### Problem requirements
Images appear in the records below; leave them out and repeat everything else exactly.

_____

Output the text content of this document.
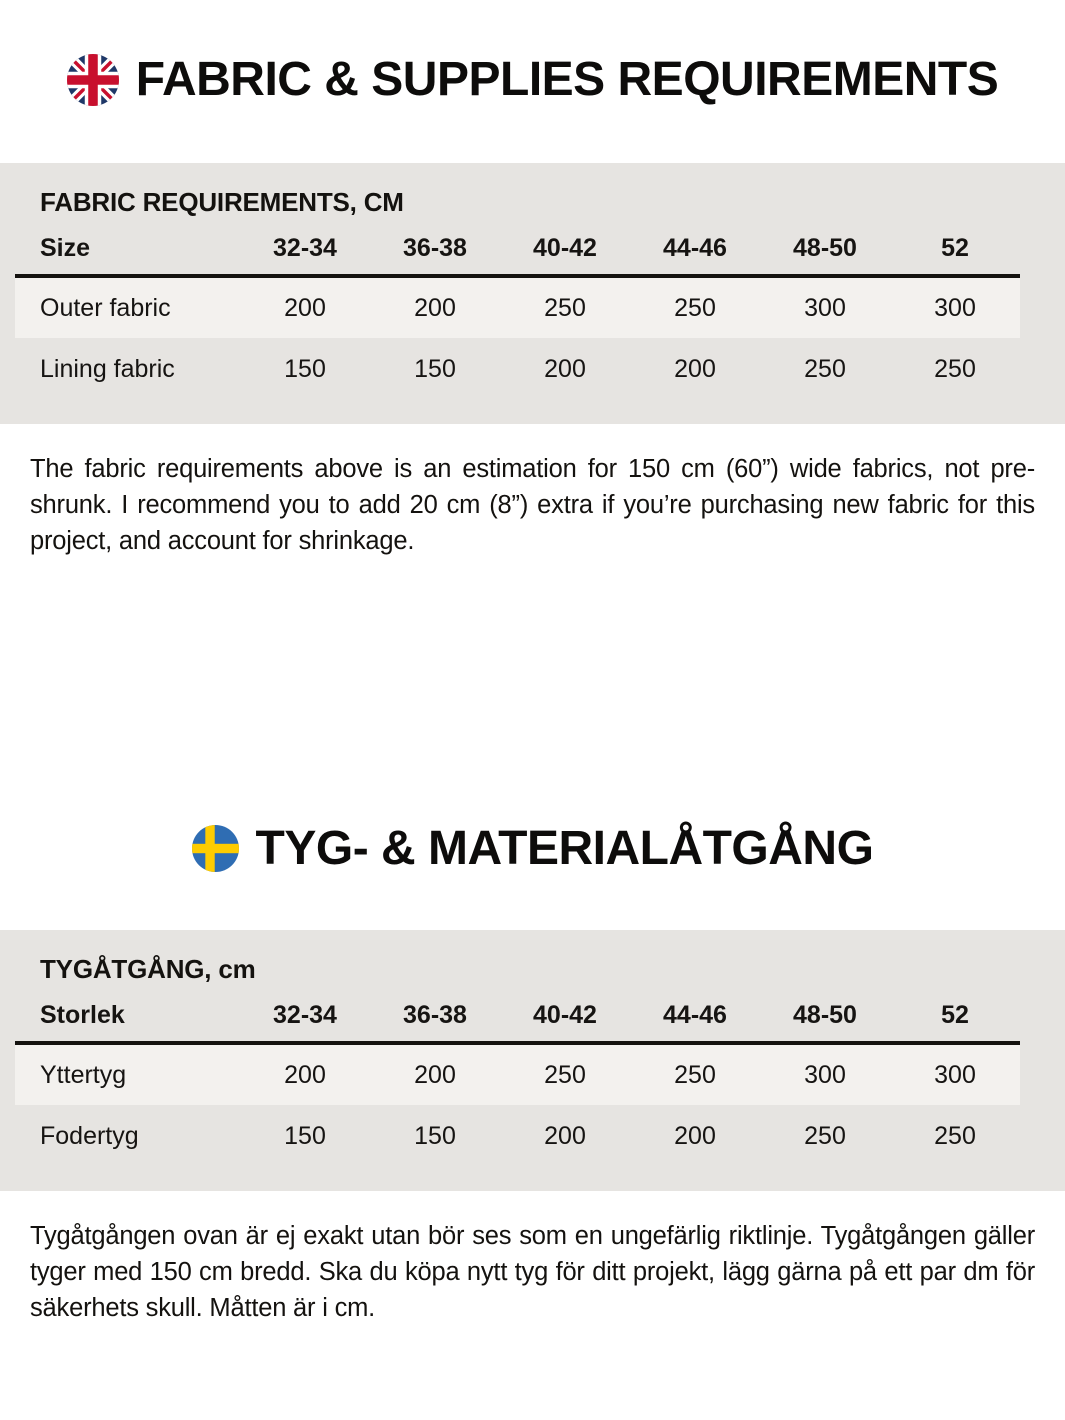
FABRIC & SUPPLIES REQUIREMENTS
FABRIC REQUIREMENTS, CM
Size	32-34	36-38	40-42	44-46	48-50	52
Outer fabric	200	200	250	250	300	300
Lining fabric	150	150	200	200	250	250

The fabric requirements above is an estimation for 150 cm (60”) wide fabrics, not pre-shrunk. I recommend you to add 20 cm (8”) extra if you’re purchasing new fabric for this project, and account for shrinkage.

TYG- & MATERIALÅTGÅNG
TYGÅTGÅNG, cm
Storlek	32-34	36-38	40-42	44-46	48-50	52
Yttertyg	200	200	250	250	300	300
Fodertyg	150	150	200	200	250	250

Tygåtgången ovan är ej exakt utan bör ses som en ungefärlig riktlinje. Tygåtgången gäller tyger med 150 cm bredd. Ska du köpa nytt tyg för ditt projekt, lägg gärna på ett par dm för säkerhets skull. Måtten är i cm.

_____

### Exercise solution
Output the text content of this document.
FABRIC & SUPPLIES REQUIREMENTS
FABRIC REQUIREMENTS, CM
Size	32-34	36-38	40-42	44-46	48-50	52
Outer fabric	200	200	250	250	300	300
Lining fabric	150	150	200	200	250	250

The fabric requirements above is an estimation for 150 cm (60”) wide fabrics, not pre-shrunk. I recommend you to add 20 cm (8”) extra if you’re purchasing new fabric for this project, and account for shrinkage.

TYG- & MATERIALÅTGÅNG
TYGÅTGÅNG, cm
Storlek	32-34	36-38	40-42	44-46	48-50	52
Yttertyg	200	200	250	250	300	300
Fodertyg	150	150	200	200	250	250

Tygåtgången ovan är ej exakt utan bör ses som en ungefärlig riktlinje. Tygåtgången gäller tyger med 150 cm bredd. Ska du köpa nytt tyg för ditt projekt, lägg gärna på ett par dm för säkerhets skull. Måtten är i cm.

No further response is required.